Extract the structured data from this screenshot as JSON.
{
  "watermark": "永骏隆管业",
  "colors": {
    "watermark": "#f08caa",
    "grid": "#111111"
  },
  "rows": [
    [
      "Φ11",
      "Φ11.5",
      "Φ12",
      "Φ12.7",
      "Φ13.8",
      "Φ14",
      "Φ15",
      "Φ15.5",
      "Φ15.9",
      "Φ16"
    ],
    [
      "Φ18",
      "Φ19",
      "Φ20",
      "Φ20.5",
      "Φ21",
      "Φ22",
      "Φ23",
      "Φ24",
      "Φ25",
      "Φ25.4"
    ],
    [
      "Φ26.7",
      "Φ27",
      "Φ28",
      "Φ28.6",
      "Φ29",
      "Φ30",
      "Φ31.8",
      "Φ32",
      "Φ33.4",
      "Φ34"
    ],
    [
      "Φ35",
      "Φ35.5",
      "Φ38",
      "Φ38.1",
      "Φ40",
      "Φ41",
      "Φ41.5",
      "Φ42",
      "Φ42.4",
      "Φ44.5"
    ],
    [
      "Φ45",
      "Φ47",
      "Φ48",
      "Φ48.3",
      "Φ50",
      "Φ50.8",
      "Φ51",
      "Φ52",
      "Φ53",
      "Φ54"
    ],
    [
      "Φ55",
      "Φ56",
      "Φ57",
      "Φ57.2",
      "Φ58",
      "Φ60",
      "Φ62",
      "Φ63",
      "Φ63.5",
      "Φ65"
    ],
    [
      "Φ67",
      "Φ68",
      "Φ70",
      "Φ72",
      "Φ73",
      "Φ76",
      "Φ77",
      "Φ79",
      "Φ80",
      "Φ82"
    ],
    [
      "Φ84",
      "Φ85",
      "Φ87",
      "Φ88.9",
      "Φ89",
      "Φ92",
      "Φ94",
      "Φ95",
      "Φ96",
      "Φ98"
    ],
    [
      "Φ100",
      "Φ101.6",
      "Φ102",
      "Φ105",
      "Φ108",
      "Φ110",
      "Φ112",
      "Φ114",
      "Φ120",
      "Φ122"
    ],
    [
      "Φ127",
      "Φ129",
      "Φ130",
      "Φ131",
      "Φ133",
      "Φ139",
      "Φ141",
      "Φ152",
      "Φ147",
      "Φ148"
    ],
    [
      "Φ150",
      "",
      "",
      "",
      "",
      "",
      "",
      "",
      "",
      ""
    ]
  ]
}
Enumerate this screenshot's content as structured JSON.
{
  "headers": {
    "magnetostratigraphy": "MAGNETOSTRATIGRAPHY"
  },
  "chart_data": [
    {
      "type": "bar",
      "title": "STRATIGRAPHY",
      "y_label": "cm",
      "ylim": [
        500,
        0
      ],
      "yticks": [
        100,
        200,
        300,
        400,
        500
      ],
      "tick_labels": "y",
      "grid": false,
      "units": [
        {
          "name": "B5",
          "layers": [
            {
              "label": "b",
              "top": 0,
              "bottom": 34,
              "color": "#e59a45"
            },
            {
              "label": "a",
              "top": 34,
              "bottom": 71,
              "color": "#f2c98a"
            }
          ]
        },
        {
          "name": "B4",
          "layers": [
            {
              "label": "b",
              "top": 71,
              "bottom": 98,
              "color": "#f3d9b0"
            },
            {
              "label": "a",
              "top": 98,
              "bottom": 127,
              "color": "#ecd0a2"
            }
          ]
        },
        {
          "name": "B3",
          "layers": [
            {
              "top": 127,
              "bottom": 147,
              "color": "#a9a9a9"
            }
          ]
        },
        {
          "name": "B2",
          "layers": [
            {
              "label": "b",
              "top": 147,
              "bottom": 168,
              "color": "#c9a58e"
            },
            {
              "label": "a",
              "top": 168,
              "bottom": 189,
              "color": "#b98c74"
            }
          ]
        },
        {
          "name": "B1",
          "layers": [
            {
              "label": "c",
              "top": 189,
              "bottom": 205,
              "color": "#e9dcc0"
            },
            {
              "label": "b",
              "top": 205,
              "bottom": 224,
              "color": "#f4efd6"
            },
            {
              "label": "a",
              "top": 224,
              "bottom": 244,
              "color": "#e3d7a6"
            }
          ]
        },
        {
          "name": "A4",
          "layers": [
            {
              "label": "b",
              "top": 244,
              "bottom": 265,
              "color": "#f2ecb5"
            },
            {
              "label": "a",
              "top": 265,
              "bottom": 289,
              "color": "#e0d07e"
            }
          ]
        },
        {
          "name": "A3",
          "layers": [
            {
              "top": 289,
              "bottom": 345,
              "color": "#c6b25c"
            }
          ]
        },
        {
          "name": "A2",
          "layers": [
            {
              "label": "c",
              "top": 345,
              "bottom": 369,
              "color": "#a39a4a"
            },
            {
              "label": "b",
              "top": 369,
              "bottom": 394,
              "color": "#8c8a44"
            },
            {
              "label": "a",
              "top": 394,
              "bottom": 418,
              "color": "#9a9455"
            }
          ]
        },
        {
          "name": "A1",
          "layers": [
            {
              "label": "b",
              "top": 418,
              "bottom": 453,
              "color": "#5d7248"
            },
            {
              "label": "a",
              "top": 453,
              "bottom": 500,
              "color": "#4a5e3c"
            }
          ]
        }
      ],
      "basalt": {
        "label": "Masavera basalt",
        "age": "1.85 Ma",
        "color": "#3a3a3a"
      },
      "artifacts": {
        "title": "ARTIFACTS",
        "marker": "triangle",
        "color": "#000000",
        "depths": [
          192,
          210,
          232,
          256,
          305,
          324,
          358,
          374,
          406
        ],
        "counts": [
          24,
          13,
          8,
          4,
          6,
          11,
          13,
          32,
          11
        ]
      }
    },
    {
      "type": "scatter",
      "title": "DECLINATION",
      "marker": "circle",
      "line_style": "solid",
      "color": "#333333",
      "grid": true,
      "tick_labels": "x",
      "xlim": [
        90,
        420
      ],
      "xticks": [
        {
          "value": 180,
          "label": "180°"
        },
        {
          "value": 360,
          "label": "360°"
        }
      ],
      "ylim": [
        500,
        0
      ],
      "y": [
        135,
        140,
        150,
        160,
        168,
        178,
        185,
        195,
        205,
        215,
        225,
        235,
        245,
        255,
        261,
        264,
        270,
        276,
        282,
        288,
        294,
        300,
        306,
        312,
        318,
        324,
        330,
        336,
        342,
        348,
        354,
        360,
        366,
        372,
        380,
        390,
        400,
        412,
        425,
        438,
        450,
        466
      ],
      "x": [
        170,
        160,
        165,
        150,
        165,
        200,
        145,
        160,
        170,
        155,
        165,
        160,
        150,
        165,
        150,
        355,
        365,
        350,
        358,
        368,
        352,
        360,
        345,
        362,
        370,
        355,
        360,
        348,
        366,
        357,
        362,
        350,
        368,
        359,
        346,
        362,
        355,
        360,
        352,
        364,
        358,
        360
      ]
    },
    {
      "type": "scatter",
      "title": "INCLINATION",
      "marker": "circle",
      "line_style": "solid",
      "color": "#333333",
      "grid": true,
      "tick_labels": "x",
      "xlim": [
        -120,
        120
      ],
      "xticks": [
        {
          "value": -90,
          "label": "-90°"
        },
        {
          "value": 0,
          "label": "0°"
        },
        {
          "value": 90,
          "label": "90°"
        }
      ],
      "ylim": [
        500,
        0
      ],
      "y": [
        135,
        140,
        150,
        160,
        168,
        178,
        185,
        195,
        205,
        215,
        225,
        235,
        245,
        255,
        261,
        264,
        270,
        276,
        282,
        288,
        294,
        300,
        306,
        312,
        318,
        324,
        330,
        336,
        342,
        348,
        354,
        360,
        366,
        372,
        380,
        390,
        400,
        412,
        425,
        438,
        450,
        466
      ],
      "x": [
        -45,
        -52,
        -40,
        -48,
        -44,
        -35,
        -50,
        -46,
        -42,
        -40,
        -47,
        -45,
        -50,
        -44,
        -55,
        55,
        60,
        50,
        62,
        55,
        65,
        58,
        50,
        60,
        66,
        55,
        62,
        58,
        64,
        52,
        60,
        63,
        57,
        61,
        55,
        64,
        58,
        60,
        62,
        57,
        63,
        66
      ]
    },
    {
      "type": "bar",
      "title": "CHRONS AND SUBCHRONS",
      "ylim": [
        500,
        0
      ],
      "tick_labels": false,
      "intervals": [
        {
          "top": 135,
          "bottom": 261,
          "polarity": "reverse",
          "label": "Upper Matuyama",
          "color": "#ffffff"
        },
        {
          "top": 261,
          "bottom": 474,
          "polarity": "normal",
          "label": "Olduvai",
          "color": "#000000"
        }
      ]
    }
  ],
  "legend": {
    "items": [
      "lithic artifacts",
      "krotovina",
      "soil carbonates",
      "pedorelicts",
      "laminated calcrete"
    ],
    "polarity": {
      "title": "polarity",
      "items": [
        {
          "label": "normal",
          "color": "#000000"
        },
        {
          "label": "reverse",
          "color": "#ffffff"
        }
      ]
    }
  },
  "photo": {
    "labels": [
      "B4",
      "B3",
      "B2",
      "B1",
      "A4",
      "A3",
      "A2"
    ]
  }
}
◆ ◆ ◆ ◆
**EXERCISE INSTRUCTIONS**
Identify and extract each line of the listing that contains "screenshot".

**EXERCISE SOLUTION**
Extract the structured data from this screenshot as JSON.
Enumerate this screenshot's content as structured JSON.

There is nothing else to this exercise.